*Written problem*: Pull every line of the entries that has the word "humid".
+---+
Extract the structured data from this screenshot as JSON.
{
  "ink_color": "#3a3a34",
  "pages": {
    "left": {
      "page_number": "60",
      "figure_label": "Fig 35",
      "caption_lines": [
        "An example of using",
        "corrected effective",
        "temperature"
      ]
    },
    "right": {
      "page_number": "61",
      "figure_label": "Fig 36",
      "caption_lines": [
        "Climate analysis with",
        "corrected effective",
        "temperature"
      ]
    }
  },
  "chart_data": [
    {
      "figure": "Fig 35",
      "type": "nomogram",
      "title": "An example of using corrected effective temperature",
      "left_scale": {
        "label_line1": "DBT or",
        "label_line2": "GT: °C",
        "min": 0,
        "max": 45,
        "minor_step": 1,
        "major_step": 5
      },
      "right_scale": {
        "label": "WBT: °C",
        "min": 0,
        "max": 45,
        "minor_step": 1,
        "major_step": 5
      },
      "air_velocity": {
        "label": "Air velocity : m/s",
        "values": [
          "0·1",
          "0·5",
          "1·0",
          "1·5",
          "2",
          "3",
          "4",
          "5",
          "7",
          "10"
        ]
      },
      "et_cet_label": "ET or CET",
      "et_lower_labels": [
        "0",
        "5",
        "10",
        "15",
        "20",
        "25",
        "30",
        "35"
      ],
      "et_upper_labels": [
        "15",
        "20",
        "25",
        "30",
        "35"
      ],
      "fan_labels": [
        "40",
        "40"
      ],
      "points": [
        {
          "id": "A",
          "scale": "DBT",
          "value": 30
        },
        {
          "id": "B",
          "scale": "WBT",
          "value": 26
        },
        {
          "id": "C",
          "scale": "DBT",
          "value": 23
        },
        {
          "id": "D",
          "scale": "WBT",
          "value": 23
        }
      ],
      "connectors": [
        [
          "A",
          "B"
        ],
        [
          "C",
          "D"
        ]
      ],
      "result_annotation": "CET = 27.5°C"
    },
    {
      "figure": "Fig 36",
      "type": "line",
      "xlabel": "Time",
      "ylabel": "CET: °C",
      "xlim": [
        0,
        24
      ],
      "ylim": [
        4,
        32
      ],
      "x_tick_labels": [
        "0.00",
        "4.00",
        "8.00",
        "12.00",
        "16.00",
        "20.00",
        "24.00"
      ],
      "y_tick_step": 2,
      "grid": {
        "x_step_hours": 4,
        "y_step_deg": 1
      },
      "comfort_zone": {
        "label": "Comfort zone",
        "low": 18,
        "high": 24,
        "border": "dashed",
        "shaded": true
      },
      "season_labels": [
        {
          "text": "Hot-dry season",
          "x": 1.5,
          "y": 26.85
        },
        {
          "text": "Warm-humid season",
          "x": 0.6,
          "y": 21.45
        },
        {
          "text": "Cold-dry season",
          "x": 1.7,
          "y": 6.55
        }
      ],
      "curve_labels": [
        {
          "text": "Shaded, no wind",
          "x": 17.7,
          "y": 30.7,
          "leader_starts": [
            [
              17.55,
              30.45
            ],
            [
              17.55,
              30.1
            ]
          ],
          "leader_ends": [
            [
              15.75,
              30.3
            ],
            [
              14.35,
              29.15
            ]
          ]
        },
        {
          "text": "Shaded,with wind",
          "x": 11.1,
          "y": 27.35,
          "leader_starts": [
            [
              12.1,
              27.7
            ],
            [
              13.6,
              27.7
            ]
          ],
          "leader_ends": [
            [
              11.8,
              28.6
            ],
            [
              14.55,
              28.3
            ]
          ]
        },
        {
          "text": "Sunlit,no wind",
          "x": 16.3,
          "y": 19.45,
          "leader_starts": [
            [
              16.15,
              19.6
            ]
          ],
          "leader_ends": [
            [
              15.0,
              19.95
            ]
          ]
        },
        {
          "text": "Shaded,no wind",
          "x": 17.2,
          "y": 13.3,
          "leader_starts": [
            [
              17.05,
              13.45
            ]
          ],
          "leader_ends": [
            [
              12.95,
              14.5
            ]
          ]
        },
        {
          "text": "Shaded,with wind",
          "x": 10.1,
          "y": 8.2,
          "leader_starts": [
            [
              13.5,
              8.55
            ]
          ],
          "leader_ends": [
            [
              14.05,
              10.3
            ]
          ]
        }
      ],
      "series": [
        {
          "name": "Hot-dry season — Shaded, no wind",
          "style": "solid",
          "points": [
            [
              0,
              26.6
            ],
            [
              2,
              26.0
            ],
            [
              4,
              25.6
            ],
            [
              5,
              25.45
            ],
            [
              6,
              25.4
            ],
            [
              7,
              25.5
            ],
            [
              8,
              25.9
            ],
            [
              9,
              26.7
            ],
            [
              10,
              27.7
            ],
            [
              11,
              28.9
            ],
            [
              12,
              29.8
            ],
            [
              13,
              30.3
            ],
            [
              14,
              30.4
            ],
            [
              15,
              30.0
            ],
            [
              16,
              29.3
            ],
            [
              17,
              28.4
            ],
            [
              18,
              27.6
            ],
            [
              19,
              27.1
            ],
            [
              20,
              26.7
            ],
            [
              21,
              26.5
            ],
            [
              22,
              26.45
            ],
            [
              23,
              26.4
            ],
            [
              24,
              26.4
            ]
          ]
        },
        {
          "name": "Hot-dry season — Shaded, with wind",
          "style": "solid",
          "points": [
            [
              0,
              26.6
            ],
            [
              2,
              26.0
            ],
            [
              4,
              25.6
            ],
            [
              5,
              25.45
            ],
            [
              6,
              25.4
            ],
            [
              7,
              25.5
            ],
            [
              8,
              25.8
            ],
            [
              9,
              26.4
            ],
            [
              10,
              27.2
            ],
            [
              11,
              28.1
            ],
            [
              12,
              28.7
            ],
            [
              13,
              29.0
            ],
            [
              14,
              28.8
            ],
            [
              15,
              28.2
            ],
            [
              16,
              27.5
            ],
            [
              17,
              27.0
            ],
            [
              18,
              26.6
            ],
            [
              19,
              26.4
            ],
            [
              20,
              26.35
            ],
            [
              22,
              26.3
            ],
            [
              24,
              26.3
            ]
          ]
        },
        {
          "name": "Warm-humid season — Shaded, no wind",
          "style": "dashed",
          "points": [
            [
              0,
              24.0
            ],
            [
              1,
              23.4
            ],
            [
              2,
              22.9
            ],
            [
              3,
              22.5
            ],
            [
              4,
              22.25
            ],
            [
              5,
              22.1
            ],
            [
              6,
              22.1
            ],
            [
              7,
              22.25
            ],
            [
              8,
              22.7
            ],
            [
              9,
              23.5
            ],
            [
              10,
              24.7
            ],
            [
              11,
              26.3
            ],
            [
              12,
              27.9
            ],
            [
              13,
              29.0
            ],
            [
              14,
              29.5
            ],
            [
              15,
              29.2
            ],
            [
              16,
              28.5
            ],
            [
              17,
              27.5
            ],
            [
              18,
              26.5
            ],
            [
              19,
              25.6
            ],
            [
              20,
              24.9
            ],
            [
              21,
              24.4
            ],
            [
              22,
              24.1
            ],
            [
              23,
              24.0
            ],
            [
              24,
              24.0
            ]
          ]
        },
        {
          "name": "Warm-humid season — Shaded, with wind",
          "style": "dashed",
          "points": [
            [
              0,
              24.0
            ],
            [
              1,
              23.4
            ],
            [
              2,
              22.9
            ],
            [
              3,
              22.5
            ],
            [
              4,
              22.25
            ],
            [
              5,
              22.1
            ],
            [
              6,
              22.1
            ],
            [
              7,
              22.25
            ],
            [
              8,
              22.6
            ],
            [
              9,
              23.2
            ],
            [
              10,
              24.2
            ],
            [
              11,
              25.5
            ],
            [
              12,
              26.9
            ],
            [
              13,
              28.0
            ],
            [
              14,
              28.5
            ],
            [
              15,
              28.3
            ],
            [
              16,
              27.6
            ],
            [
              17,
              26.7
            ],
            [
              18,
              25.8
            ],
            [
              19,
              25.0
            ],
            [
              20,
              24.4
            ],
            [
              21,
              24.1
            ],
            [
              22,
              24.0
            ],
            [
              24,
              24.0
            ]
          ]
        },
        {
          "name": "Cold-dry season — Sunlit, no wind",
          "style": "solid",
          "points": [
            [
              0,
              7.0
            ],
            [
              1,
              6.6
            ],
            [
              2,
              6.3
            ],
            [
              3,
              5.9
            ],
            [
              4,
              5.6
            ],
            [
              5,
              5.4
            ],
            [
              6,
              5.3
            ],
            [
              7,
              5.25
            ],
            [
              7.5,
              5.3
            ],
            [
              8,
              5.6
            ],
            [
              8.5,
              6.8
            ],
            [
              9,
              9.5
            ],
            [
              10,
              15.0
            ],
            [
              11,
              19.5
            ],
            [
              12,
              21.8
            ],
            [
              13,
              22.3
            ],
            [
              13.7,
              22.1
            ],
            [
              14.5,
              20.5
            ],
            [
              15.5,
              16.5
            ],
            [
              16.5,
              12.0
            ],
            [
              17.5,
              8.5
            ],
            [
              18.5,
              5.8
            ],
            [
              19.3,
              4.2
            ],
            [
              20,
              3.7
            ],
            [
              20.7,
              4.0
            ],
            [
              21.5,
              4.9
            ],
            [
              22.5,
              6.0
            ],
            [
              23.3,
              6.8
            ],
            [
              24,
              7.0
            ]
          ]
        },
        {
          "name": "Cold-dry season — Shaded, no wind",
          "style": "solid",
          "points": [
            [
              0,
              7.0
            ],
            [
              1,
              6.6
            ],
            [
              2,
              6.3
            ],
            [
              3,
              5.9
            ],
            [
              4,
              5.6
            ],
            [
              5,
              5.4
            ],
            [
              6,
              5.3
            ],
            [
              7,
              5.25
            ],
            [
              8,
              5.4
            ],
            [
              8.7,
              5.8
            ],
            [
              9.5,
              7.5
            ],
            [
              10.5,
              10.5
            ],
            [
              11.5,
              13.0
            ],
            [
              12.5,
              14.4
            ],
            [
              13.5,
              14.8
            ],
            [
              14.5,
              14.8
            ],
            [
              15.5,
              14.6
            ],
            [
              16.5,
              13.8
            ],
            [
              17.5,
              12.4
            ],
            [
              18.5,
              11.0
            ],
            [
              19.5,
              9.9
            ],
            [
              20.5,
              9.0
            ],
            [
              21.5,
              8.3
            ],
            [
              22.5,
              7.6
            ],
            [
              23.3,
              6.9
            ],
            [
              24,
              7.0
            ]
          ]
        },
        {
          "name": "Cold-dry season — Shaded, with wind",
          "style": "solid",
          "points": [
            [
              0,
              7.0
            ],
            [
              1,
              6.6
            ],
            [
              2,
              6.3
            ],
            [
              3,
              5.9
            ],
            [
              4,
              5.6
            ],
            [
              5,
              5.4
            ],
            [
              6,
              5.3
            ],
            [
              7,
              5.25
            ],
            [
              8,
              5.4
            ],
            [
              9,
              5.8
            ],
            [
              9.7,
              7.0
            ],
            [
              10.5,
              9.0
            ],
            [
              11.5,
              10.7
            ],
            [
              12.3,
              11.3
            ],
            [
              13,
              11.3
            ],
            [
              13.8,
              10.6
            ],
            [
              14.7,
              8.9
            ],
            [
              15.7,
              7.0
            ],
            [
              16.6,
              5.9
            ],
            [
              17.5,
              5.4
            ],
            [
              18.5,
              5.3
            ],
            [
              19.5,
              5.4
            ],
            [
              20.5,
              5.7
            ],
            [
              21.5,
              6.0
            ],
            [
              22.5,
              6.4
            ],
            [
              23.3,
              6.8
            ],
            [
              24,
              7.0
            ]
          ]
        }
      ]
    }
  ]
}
+---+
*Result of this task*:
          "text": "Warm-humid season",
          "name": "Warm-humid season — Shaded, no wind",
          "name": "Warm-humid season — Shaded, with wind",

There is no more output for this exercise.